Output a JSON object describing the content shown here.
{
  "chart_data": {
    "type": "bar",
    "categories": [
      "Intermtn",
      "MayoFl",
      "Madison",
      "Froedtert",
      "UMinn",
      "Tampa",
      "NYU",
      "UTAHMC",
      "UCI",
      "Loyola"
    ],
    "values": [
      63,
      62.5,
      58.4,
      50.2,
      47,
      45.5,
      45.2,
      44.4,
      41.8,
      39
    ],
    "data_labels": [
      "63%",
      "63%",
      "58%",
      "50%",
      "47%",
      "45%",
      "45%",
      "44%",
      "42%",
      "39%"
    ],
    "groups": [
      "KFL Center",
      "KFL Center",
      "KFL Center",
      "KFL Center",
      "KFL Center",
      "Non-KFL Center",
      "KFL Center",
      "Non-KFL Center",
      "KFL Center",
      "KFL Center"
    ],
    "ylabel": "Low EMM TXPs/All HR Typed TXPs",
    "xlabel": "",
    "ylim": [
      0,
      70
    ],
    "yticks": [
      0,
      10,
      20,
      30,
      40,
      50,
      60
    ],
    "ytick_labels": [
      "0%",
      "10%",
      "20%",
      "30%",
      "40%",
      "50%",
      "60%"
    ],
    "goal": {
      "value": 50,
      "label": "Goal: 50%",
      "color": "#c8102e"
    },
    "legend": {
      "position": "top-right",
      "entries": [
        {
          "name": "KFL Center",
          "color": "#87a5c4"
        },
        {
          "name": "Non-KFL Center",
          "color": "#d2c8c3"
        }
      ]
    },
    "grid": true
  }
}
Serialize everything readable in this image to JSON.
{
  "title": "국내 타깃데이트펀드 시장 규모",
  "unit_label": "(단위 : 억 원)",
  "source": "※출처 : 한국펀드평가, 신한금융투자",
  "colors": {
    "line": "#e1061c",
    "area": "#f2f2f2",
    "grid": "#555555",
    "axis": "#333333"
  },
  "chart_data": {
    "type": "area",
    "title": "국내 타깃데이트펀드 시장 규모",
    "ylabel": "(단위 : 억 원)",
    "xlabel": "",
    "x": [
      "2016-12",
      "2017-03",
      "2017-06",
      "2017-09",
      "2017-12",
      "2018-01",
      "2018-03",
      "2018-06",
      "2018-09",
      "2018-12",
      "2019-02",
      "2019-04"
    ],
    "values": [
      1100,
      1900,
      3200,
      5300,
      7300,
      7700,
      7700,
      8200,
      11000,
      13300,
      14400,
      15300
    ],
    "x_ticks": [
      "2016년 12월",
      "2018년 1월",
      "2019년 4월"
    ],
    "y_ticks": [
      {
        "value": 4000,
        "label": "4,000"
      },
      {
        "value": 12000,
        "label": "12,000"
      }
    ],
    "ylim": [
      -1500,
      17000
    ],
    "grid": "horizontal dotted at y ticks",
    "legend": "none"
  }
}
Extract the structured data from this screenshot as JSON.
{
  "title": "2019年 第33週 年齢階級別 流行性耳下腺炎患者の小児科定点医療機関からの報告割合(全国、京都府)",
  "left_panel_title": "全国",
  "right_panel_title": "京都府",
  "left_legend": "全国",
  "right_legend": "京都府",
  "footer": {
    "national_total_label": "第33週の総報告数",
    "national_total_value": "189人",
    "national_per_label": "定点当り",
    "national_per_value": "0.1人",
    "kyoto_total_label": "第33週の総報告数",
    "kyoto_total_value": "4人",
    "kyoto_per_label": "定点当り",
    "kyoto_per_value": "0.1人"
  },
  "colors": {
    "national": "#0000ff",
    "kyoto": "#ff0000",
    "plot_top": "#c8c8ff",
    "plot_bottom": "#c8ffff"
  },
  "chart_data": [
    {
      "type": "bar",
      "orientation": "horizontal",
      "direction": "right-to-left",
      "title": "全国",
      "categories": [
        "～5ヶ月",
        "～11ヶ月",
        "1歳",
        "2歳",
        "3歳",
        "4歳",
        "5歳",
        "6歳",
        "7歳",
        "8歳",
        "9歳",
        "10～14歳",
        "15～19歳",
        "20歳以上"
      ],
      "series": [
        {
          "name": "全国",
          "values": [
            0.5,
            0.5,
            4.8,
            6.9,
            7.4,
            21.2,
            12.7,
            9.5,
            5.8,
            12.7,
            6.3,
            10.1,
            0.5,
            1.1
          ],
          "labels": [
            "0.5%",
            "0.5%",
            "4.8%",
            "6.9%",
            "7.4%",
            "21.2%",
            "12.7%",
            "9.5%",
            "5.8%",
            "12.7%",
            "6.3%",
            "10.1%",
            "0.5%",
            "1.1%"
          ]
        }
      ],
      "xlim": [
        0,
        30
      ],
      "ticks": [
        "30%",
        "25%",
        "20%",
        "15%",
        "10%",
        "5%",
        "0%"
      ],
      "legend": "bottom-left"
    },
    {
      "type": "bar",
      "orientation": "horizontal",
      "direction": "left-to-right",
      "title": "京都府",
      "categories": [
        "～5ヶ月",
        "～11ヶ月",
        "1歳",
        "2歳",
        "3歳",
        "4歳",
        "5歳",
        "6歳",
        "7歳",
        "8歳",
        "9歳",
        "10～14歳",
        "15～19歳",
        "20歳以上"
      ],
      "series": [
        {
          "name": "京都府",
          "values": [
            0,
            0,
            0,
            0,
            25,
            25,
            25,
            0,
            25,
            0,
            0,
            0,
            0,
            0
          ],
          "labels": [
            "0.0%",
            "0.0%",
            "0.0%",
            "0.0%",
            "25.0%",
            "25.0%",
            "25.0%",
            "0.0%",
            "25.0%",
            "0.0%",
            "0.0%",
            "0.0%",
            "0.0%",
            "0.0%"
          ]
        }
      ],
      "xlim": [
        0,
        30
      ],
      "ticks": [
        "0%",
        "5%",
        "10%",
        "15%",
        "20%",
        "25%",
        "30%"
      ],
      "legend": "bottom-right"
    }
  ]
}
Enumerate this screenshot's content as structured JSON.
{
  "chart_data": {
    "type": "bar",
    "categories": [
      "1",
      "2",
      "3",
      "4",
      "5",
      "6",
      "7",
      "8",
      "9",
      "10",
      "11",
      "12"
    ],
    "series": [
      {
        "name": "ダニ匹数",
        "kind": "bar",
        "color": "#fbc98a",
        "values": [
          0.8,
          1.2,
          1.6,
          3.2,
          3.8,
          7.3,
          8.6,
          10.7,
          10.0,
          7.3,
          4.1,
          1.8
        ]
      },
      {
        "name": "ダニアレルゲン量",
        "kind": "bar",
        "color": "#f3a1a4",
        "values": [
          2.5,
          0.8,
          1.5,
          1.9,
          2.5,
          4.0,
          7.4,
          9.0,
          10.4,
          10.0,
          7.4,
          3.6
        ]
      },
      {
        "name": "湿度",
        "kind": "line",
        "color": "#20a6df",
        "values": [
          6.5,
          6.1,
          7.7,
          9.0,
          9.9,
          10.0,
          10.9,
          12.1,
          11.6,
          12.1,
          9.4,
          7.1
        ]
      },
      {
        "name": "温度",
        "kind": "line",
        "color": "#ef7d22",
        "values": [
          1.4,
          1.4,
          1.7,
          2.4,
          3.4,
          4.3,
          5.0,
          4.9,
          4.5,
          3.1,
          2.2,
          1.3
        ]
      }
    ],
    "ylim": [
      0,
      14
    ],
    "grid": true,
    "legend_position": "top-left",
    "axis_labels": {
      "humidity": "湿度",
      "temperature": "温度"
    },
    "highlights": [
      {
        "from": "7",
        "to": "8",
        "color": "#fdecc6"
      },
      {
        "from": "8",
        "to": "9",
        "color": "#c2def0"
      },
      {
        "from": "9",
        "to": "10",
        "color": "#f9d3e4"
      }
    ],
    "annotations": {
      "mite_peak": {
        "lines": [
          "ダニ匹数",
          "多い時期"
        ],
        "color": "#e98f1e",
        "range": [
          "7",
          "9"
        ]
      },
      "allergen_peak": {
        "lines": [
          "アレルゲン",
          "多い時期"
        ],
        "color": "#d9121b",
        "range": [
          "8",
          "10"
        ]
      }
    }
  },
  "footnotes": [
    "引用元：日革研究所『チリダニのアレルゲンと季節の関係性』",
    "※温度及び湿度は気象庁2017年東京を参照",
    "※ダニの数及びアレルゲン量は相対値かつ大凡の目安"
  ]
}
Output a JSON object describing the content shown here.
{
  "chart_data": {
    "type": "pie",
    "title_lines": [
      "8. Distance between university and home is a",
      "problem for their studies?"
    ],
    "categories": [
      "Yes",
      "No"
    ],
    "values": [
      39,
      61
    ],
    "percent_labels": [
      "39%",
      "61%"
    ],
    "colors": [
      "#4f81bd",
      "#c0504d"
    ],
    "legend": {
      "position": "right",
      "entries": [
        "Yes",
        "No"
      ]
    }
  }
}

════════════════════

Using the material above, copy every line in which the string "screenshot" occurs.

▶ _Finished task_:
Extract the structured data from this screenshot as JSON.
Enumerate this screenshot's content as structured JSON.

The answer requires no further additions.